- _Data listing_
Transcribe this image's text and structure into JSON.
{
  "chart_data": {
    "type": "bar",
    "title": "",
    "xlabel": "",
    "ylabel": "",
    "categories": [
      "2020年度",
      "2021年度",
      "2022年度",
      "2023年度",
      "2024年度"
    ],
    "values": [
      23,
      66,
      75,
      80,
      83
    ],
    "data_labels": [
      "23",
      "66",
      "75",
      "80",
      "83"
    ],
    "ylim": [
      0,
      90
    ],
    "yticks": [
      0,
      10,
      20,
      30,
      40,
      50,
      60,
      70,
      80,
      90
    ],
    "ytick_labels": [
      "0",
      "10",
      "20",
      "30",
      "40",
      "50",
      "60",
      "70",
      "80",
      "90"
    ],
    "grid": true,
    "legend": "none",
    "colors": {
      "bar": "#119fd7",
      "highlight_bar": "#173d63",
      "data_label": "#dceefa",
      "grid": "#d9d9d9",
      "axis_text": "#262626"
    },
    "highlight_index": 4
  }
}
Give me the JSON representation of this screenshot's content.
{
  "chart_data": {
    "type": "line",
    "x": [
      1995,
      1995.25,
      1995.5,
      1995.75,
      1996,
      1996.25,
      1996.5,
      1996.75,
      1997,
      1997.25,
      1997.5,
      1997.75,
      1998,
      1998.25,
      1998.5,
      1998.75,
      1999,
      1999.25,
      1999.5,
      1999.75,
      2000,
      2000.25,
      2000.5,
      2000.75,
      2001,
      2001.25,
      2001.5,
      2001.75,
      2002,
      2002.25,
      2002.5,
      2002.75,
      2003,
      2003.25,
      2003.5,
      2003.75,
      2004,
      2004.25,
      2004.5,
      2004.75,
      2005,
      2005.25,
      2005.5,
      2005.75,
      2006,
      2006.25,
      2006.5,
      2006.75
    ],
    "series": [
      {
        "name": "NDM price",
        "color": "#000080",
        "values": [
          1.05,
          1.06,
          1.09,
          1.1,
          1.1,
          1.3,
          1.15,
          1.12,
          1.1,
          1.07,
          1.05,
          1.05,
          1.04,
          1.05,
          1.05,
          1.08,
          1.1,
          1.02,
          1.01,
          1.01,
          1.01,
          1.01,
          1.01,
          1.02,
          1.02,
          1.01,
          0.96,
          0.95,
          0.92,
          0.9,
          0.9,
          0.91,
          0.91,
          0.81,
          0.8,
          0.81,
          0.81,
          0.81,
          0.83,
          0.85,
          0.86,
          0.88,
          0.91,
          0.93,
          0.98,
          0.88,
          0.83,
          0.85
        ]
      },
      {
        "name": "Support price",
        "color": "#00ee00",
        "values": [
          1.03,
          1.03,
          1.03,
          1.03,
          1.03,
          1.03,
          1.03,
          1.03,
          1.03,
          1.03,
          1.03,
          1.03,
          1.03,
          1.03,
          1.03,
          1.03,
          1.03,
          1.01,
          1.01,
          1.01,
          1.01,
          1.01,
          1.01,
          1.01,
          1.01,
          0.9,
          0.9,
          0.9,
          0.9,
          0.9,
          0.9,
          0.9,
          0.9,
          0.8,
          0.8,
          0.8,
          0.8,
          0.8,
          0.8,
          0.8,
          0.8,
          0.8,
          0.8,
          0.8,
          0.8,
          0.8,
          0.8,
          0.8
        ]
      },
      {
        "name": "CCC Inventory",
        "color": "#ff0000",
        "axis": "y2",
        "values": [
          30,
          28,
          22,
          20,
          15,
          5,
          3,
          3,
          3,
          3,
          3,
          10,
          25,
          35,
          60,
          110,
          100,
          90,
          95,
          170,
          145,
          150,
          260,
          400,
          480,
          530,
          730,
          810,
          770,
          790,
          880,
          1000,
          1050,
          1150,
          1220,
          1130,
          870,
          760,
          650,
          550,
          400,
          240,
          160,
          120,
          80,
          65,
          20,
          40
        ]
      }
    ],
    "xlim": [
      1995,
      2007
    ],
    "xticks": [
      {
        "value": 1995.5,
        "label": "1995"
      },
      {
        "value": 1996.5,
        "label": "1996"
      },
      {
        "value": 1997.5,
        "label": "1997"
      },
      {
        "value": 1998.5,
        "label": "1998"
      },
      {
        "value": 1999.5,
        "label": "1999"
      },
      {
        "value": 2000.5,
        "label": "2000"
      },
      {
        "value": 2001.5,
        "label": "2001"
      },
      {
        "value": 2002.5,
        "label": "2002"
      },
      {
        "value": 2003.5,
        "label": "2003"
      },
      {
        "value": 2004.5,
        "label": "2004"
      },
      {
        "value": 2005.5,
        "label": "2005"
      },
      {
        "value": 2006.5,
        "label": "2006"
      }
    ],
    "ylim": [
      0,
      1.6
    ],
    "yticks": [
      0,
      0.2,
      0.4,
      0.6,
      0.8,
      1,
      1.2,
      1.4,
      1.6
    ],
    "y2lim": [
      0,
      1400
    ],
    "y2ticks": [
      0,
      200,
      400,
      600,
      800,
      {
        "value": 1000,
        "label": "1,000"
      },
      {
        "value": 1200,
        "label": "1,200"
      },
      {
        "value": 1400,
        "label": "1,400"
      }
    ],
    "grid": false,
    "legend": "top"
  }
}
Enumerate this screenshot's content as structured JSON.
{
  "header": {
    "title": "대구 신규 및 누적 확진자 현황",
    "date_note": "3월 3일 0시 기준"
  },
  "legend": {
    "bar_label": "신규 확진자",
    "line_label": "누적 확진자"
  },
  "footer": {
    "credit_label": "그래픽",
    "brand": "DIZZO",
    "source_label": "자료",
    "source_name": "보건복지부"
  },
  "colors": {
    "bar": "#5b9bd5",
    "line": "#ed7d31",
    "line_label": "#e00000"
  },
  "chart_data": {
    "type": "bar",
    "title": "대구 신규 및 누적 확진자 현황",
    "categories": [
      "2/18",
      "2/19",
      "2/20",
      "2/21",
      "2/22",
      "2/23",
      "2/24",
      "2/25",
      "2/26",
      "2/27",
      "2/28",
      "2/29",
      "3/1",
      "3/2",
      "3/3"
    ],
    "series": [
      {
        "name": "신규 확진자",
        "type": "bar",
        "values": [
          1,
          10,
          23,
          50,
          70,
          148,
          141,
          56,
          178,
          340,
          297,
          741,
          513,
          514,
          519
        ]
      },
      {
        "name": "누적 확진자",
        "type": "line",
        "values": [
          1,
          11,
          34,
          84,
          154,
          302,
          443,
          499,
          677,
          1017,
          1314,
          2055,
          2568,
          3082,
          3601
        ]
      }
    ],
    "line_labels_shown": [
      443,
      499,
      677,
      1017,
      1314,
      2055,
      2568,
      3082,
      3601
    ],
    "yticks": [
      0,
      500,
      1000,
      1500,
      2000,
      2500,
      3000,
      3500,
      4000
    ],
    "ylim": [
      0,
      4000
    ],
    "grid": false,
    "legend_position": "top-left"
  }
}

- _What the task requires_
Every record above must be duplicated exactly.

- _Worked answer_
Transcribe this image's text and structure into JSON.
{
  "chart_data": {
    "type": "bar",
    "title": "",
    "xlabel": "",
    "ylabel": "",
    "categories": [
      "2020年度",
      "2021年度",
      "2022年度",
      "2023年度",
      "2024年度"
    ],
    "values": [
      23,
      66,
      75,
      80,
      83
    ],
    "data_labels": [
      "23",
      "66",
      "75",
      "80",
      "83"
    ],
    "ylim": [
      0,
      90
    ],
    "yticks": [
      0,
      10,
      20,
      30,
      40,
      50,
      60,
      70,
      80,
      90
    ],
    "ytick_labels": [
      "0",
      "10",
      "20",
      "30",
      "40",
      "50",
      "60",
      "70",
      "80",
      "90"
    ],
    "grid": true,
    "legend": "none",
    "colors": {
      "bar": "#119fd7",
      "highlight_bar": "#173d63",
      "data_label": "#dceefa",
      "grid": "#d9d9d9",
      "axis_text": "#262626"
    },
    "highlight_index": 4
  }
}
Give me the JSON representation of this screenshot's content.
{
  "chart_data": {
    "type": "line",
    "x": [
      1995,
      1995.25,
      1995.5,
      1995.75,
      1996,
      1996.25,
      1996.5,
      1996.75,
      1997,
      1997.25,
      1997.5,
      1997.75,
      1998,
      1998.25,
      1998.5,
      1998.75,
      1999,
      1999.25,
      1999.5,
      1999.75,
      2000,
      2000.25,
      2000.5,
      2000.75,
      2001,
      2001.25,
      2001.5,
      2001.75,
      2002,
      2002.25,
      2002.5,
      2002.75,
      2003,
      2003.25,
      2003.5,
      2003.75,
      2004,
      2004.25,
      2004.5,
      2004.75,
      2005,
      2005.25,
      2005.5,
      2005.75,
      2006,
      2006.25,
      2006.5,
      2006.75
    ],
    "series": [
      {
        "name": "NDM price",
        "color": "#000080",
        "values": [
          1.05,
          1.06,
          1.09,
          1.1,
          1.1,
          1.3,
          1.15,
          1.12,
          1.1,
          1.07,
          1.05,
          1.05,
          1.04,
          1.05,
          1.05,
          1.08,
          1.1,
          1.02,
          1.01,
          1.01,
          1.01,
          1.01,
          1.01,
          1.02,
          1.02,
          1.01,
          0.96,
          0.95,
          0.92,
          0.9,
          0.9,
          0.91,
          0.91,
          0.81,
          0.8,
          0.81,
          0.81,
          0.81,
          0.83,
          0.85,
          0.86,
          0.88,
          0.91,
          0.93,
          0.98,
          0.88,
          0.83,
          0.85
        ]
      },
      {
        "name": "Support price",
        "color": "#00ee00",
        "values": [
          1.03,
          1.03,
          1.03,
          1.03,
          1.03,
          1.03,
          1.03,
          1.03,
          1.03,
          1.03,
          1.03,
          1.03,
          1.03,
          1.03,
          1.03,
          1.03,
          1.03,
          1.01,
          1.01,
          1.01,
          1.01,
          1.01,
          1.01,
          1.01,
          1.01,
          0.9,
          0.9,
          0.9,
          0.9,
          0.9,
          0.9,
          0.9,
          0.9,
          0.8,
          0.8,
          0.8,
          0.8,
          0.8,
          0.8,
          0.8,
          0.8,
          0.8,
          0.8,
          0.8,
          0.8,
          0.8,
          0.8,
          0.8
        ]
      },
      {
        "name": "CCC Inventory",
        "color": "#ff0000",
        "axis": "y2",
        "values": [
          30,
          28,
          22,
          20,
          15,
          5,
          3,
          3,
          3,
          3,
          3,
          10,
          25,
          35,
          60,
          110,
          100,
          90,
          95,
          170,
          145,
          150,
          260,
          400,
          480,
          530,
          730,
          810,
          770,
          790,
          880,
          1000,
          1050,
          1150,
          1220,
          1130,
          870,
          760,
          650,
          550,
          400,
          240,
          160,
          120,
          80,
          65,
          20,
          40
        ]
      }
    ],
    "xlim": [
      1995,
      2007
    ],
    "xticks": [
      {
        "value": 1995.5,
        "label": "1995"
      },
      {
        "value": 1996.5,
        "label": "1996"
      },
      {
        "value": 1997.5,
        "label": "1997"
      },
      {
        "value": 1998.5,
        "label": "1998"
      },
      {
        "value": 1999.5,
        "label": "1999"
      },
      {
        "value": 2000.5,
        "label": "2000"
      },
      {
        "value": 2001.5,
        "label": "2001"
      },
      {
        "value": 2002.5,
        "label": "2002"
      },
      {
        "value": 2003.5,
        "label": "2003"
      },
      {
        "value": 2004.5,
        "label": "2004"
      },
      {
        "value": 2005.5,
        "label": "2005"
      },
      {
        "value": 2006.5,
        "label": "2006"
      }
    ],
    "ylim": [
      0,
      1.6
    ],
    "yticks": [
      0,
      0.2,
      0.4,
      0.6,
      0.8,
      1,
      1.2,
      1.4,
      1.6
    ],
    "y2lim": [
      0,
      1400
    ],
    "y2ticks": [
      0,
      200,
      400,
      600,
      800,
      {
        "value": 1000,
        "label": "1,000"
      },
      {
        "value": 1200,
        "label": "1,200"
      },
      {
        "value": 1400,
        "label": "1,400"
      }
    ],
    "grid": false,
    "legend": "top"
  }
}
Enumerate this screenshot's content as structured JSON.
{
  "header": {
    "title": "대구 신규 및 누적 확진자 현황",
    "date_note": "3월 3일 0시 기준"
  },
  "legend": {
    "bar_label": "신규 확진자",
    "line_label": "누적 확진자"
  },
  "footer": {
    "credit_label": "그래픽",
    "brand": "DIZZO",
    "source_label": "자료",
    "source_name": "보건복지부"
  },
  "colors": {
    "bar": "#5b9bd5",
    "line": "#ed7d31",
    "line_label": "#e00000"
  },
  "chart_data": {
    "type": "bar",
    "title": "대구 신규 및 누적 확진자 현황",
    "categories": [
      "2/18",
      "2/19",
      "2/20",
      "2/21",
      "2/22",
      "2/23",
      "2/24",
      "2/25",
      "2/26",
      "2/27",
      "2/28",
      "2/29",
      "3/1",
      "3/2",
      "3/3"
    ],
    "series": [
      {
        "name": "신규 확진자",
        "type": "bar",
        "values": [
          1,
          10,
          23,
          50,
          70,
          148,
          141,
          56,
          178,
          340,
          297,
          741,
          513,
          514,
          519
        ]
      },
      {
        "name": "누적 확진자",
        "type": "line",
        "values": [
          1,
          11,
          34,
          84,
          154,
          302,
          443,
          499,
          677,
          1017,
          1314,
          2055,
          2568,
          3082,
          3601
        ]
      }
    ],
    "line_labels_shown": [
      443,
      499,
      677,
      1017,
      1314,
      2055,
      2568,
      3082,
      3601
    ],
    "yticks": [
      0,
      500,
      1000,
      1500,
      2000,
      2500,
      3000,
      3500,
      4000
    ],
    "ylim": [
      0,
      4000
    ],
    "grid": false,
    "legend_position": "top-left"
  }
}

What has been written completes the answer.